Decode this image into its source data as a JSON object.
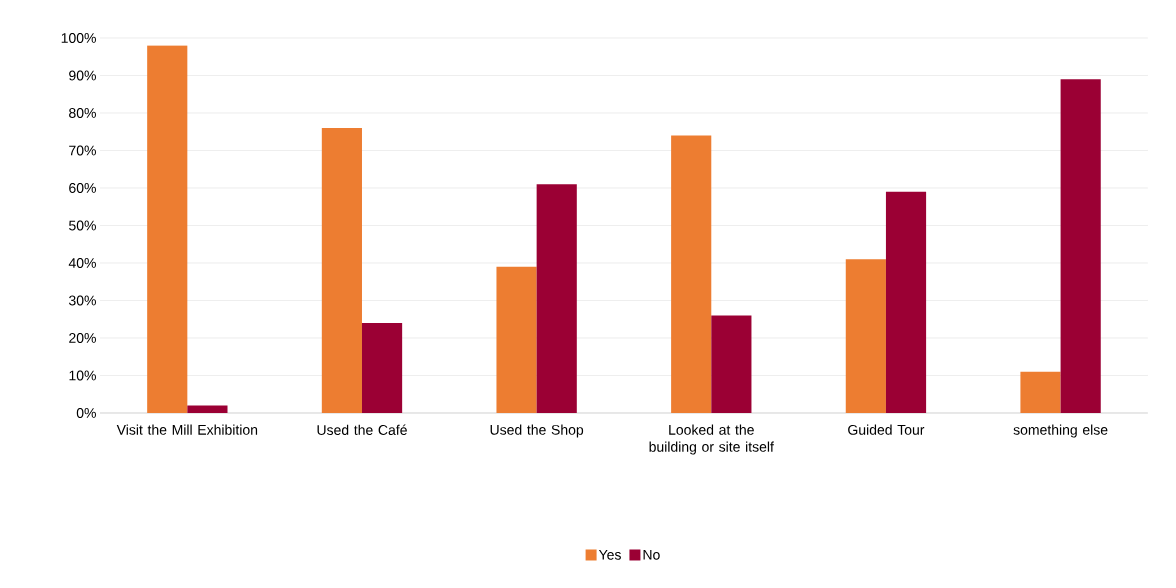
{
  "chart_data": {
    "type": "bar",
    "categories": [
      "Visit the Mill Exhibition",
      "Used the Café",
      "Used the Shop",
      "Looked at the building or site itself",
      "Guided Tour",
      "something else"
    ],
    "series": [
      {
        "name": "Yes",
        "color": "#ed7d31",
        "values": [
          98,
          76,
          39,
          74,
          41,
          11
        ]
      },
      {
        "name": "No",
        "color": "#9b0034",
        "values": [
          2,
          24,
          61,
          26,
          59,
          89
        ]
      }
    ],
    "ylim": [
      0,
      100
    ],
    "yticks": [
      {
        "value": 0,
        "label": "0%"
      },
      {
        "value": 10,
        "label": "10%"
      },
      {
        "value": 20,
        "label": "20%"
      },
      {
        "value": 30,
        "label": "30%"
      },
      {
        "value": 40,
        "label": "40%"
      },
      {
        "value": 50,
        "label": "50%"
      },
      {
        "value": 60,
        "label": "60%"
      },
      {
        "value": 70,
        "label": "70%"
      },
      {
        "value": 80,
        "label": "80%"
      },
      {
        "value": 90,
        "label": "90%"
      },
      {
        "value": 100,
        "label": "100%"
      }
    ],
    "grid": "y",
    "legend": "bottom"
  }
}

# [Your instructions]
Replicate the material above verbatim; images stay out of the copy.

# [Exercise output]
Decode this image into its source data as a JSON object.
{
  "chart_data": {
    "type": "bar",
    "categories": [
      "Visit the Mill Exhibition",
      "Used the Café",
      "Used the Shop",
      "Looked at the building or site itself",
      "Guided Tour",
      "something else"
    ],
    "series": [
      {
        "name": "Yes",
        "color": "#ed7d31",
        "values": [
          98,
          76,
          39,
          74,
          41,
          11
        ]
      },
      {
        "name": "No",
        "color": "#9b0034",
        "values": [
          2,
          24,
          61,
          26,
          59,
          89
        ]
      }
    ],
    "ylim": [
      0,
      100
    ],
    "yticks": [
      {
        "value": 0,
        "label": "0%"
      },
      {
        "value": 10,
        "label": "10%"
      },
      {
        "value": 20,
        "label": "20%"
      },
      {
        "value": 30,
        "label": "30%"
      },
      {
        "value": 40,
        "label": "40%"
      },
      {
        "value": 50,
        "label": "50%"
      },
      {
        "value": 60,
        "label": "60%"
      },
      {
        "value": 70,
        "label": "70%"
      },
      {
        "value": 80,
        "label": "80%"
      },
      {
        "value": 90,
        "label": "90%"
      },
      {
        "value": 100,
        "label": "100%"
      }
    ],
    "grid": "y",
    "legend": "bottom"
  }
}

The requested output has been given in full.